**TRECHO DA PÁGINA:**
As histórias do Gugu e
dos Trapalhões eram inventivas e divertidas, e nenhum de nós,
desenhistas ou argumentistas sequer assistia ou acompanhava seus
programas na TV. Minto, tive minha fase como espectador do programa
de auditório “Viva a Noite”, comandado pelo Gugu nas noites de
sábado. O quadro em que as equipes adversárias tentavam descobrir
uma palavra através de desenhos feitos nos quadros era impagável.
O Gugu sertanejo
Em 1992, Primaggio
Mantovi, meu chefe no setor de quadrinhos infantis, onde era
contratado desde 1988, me repassou o contato de um trabalho externo
que ele abriu mão por falta de tempo e interesse. O convite veio
através de Ana Camargo, gerente de marketing da Editora Azul, uma
subsidiária da Editora Abril. Quando tomei conhecimento do que se
tratava, topei na hora. Queriam fazer uma nova versão para
quadrinhos de um velho conhecido meu, Gugu Liberato. A Editora Azul
estava para lançar uma revista semanal aproveitando o sucesso do
programa de música sertaneja que fazia sucesso nas noites de sábado
pelo SBT. Seu apresentador era Gugu Liberato, que numa jogada de
marketing para aproveitar o novo filão musical, mudou o nome do seu
tradicional “Viva a Noite” para “Sabadão Sertanejo”.

**OBJETIVO DO EXERCÍCIO:** Transcreva na íntegra o trecho acima sobre os quadrinhos do Gugu, sem qualquer alteração.

**LINHAS ARMAZENADAS:**
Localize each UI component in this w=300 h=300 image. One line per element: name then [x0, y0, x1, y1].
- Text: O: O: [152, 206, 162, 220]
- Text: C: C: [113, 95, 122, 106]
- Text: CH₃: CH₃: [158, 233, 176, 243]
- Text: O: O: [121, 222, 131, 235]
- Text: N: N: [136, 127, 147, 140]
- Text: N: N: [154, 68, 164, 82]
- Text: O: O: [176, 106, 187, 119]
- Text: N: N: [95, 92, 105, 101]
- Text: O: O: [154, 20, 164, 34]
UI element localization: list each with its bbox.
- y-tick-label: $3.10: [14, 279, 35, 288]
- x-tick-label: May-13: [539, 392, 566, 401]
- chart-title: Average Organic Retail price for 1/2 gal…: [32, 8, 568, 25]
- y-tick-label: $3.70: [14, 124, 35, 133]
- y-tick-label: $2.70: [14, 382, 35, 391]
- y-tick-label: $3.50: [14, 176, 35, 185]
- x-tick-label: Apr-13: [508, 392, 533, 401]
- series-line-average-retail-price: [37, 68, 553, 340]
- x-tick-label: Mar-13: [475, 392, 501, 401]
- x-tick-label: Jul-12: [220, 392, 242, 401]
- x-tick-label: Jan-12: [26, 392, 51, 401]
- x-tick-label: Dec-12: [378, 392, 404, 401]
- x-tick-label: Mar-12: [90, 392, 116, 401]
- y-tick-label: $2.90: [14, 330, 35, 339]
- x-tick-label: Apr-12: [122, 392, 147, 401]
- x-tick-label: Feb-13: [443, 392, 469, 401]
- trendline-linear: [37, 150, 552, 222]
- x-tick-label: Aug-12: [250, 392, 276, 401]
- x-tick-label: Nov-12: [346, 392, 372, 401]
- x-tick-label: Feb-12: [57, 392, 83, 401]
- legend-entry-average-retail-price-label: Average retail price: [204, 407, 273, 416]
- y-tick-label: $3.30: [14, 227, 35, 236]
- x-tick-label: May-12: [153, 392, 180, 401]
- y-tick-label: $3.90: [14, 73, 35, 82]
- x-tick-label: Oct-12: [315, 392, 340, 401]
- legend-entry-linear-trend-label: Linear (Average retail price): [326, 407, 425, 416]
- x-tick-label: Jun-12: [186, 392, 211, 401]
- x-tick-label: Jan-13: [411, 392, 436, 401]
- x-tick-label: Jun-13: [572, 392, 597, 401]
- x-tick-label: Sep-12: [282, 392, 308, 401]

**RESULTADO DO EXERCÍCIO:**
As histórias do Gugu e
dos Trapalhões eram inventivas e divertidas, e nenhum de nós,
desenhistas ou argumentistas sequer assistia ou acompanhava seus
programas na TV. Minto, tive minha fase como espectador do programa
de auditório “Viva a Noite”, comandado pelo Gugu nas noites de
sábado. O quadro em que as equipes adversárias tentavam descobrir
uma palavra através de desenhos feitos nos quadros era impagável.
O Gugu sertanejo
Em 1992, Primaggio
Mantovi, meu chefe no setor de quadrinhos infantis, onde era
contratado desde 1988, me repassou o contato de um trabalho externo
que ele abriu mão por falta de tempo e interesse. O convite veio
através de Ana Camargo, gerente de marketing da Editora Azul, uma
subsidiária da Editora Abril. Quando tomei conhecimento do que se
tratava, topei na hora. Queriam fazer uma nova versão para
quadrinhos de um velho conhecido meu, Gugu Liberato. A Editora Azul
estava para lançar uma revista semanal aproveitando o sucesso do
programa de música sertaneja que fazia sucesso nas noites de sábado
pelo SBT. Seu apresentador era Gugu Liberato, que numa jogada de
marketing para aproveitar o novo filão musical, mudou o nome do seu
tradicional “Viva a Noite” para “Sabadão Sertanejo”.